TEXT FOR ANALYSIS.
★ ★ ★ ★ ★
Relying on the decision of Miss Lucy Theis QC (as she then was) in JKN v JCN (Divorce: Jurisdiction)  1 FLR 826, and the recent Court of Appeal decision in Mittal v Mittal  EWCA Civ 1255, Baker J held that the decision in Owusu does not apply in proceedings for financial provision for a child where there are parallel proceedings in a non-Contracting State, such that the court had the power to grant a stay. The judge found that it was unnecessary to consider whether the principle in Owusu had no application even where there was no parallel proceedings in a non-Member State.
In determining whether a stay should be granted in this case, Baker J considered the father’s arguments which mainly concerned the child support regime in Australia, the position of the Australian court to better obtain and assess the evidence of income, earning capacity and expenditure. It was also argued that the father would be hampered in taking part in these proceedings as a result of his incarceration in Australia. Further, concerning the delay in the father’s application for a stay being made it was said that the landscape in the case changed in 2013 when the mother revealed her location.
The mother argued that England was the better forum as the Australian court would not consider the mother’s claim between 2000 to 2010; Australia was being put forward purely for tactical reasons; the English court is used to dealing with cases where there is less than full disclosure; the father’s approach to the litigation indicated that he would be obstructive regardless of which jurisdiction heard the case; the case was ready to be heard in this country; the late application for a stay was an example of the father’s litigation tactic; the Australian court had itself stayed the maintenance proceedings in favour of England; the father’s absence from the hearing was not insuperable.
Baker J refused the application for a stay for the following reasons:
(a) a substantial aspect of the mother’s claim – that part dating back prior to 15th July 2010 – could not be litigated in Australia;
(b) the application for a stay was made at a very late stage;
(c) although there were undoubted gaps in the documentary evidence, they were not so serious as to lead the court to think that the mother’s claim could not be determined fairly to both sides;
(d) while accepting that conducting the trial on behalf of the father presented considerable challenges for those representing him, they were not insuperable.
★ ★ ★ ★ ★
Document layout detection data.
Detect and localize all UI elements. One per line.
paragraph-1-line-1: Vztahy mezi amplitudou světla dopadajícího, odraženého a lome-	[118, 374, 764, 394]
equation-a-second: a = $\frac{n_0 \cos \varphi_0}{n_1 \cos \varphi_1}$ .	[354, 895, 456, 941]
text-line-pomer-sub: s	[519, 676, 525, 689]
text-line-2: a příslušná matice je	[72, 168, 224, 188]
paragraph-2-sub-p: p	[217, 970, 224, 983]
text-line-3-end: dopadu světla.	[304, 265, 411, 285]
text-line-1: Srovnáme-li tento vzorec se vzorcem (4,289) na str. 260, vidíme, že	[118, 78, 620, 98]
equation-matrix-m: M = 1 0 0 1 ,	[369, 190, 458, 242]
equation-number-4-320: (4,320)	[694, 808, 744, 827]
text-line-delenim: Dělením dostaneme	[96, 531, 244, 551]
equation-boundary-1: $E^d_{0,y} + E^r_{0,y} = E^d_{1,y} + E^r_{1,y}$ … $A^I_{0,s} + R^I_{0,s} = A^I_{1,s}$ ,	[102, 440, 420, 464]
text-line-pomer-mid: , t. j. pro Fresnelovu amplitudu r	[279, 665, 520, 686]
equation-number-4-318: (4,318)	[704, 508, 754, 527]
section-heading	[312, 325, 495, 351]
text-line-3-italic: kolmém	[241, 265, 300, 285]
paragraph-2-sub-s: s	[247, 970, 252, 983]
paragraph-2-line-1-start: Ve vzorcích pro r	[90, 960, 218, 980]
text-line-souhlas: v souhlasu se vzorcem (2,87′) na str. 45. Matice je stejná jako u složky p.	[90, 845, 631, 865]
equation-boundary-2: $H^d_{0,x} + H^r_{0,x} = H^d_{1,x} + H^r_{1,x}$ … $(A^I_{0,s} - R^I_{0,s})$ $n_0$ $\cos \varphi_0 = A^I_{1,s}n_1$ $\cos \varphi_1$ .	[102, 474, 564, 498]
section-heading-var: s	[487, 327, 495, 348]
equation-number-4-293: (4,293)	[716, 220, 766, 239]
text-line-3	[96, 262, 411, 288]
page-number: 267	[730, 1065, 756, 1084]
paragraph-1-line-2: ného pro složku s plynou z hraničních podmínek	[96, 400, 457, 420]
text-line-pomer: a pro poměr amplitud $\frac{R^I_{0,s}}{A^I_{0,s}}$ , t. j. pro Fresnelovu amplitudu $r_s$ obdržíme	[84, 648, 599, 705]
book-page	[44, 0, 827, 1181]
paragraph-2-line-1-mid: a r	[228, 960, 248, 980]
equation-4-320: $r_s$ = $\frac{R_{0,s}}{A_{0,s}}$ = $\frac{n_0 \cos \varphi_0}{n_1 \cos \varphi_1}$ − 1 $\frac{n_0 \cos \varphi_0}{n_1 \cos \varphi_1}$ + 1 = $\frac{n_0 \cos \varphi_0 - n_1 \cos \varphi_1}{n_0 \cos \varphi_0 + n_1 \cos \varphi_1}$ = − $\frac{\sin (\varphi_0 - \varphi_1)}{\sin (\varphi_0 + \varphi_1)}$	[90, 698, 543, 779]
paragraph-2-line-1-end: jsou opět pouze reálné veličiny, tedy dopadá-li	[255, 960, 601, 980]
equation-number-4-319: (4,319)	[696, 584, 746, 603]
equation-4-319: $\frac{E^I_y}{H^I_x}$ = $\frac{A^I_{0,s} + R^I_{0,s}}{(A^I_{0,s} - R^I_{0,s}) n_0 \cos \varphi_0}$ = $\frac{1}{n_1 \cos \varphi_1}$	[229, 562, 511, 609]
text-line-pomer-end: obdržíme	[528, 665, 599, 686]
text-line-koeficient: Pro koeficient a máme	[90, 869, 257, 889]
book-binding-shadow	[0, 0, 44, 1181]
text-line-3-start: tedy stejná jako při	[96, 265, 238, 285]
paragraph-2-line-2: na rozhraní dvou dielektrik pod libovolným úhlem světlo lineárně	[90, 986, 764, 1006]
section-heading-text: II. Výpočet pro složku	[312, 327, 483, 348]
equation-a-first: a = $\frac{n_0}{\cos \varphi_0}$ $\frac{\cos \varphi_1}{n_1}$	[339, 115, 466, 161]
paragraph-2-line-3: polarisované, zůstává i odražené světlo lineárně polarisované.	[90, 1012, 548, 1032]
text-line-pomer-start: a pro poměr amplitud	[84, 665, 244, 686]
★ ★ ★ ★ ★
TASK A.
Name every earlier court decision that the case summary cites.
TASK B.
Pick up the case summary on the stay application right after reason (d) and keep writing.

FINAL ANSWER A.
JKN v JCN (Divorce: Jurisdiction)
Mittal v Mittal
Owusu

FINAL ANSWER B.
In considering the quantum of maintenance, the judge found in favour of the mother’s argument that “the overwhelming influence over her life for the past fourteen years has been the threat to her safety posed by the father. That threat has profoundly affected her life and that of her child.” Baker J found that it would be impossible to disregard the father’s conduct. Consequently, the judge also accepted the mother’s case that the unsatisfactory disclosure and the delay in pursuing her claim were the result of her fear of the father which had put her in an “impossible position”. Her income capacity was said to have also been affected by her fear of the father finding her.
In respect of the father, the judge found that “it is the father, by his various ploys and manoeuvres, both here and in Australia, who has conducted this litigation unfairly – in fact, with cynicism and deviousness”.
The mother sought a lump sum of £399,000. The father argued that this sum was grossly inflated. Having considered the evidence and arguments in respect of the various heads of claims, Baker J awarded the mother £182,757, from which interim payments were deducted. In addition, an award was made for S’s tertiary education costs.